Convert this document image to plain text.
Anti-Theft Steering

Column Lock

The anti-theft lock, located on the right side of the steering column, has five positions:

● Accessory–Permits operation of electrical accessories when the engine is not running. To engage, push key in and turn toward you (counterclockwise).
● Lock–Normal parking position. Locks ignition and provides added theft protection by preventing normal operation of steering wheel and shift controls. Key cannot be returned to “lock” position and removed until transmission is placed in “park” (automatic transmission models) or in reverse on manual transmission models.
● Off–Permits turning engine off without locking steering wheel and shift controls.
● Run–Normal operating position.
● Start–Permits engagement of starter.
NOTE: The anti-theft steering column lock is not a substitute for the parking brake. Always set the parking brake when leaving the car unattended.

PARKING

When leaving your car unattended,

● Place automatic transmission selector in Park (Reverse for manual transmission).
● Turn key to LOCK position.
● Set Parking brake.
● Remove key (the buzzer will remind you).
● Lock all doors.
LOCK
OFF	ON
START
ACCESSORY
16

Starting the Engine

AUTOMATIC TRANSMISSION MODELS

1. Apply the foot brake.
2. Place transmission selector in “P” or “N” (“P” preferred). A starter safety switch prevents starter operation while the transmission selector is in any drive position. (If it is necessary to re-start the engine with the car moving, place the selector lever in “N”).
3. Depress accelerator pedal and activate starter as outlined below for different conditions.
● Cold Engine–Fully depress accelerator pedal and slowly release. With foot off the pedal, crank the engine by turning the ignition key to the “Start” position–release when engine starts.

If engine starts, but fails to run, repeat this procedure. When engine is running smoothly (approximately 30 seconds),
□ □ □ □
• _What needs to be done_: Search the records for the word "leaving" and copy every line where it occurs.

• _Output_:
NOTE: The anti-theft steering column lock is not a substitute for the parking brake. Always set the parking brake when leaving the car unattended.
When leaving your car unattended,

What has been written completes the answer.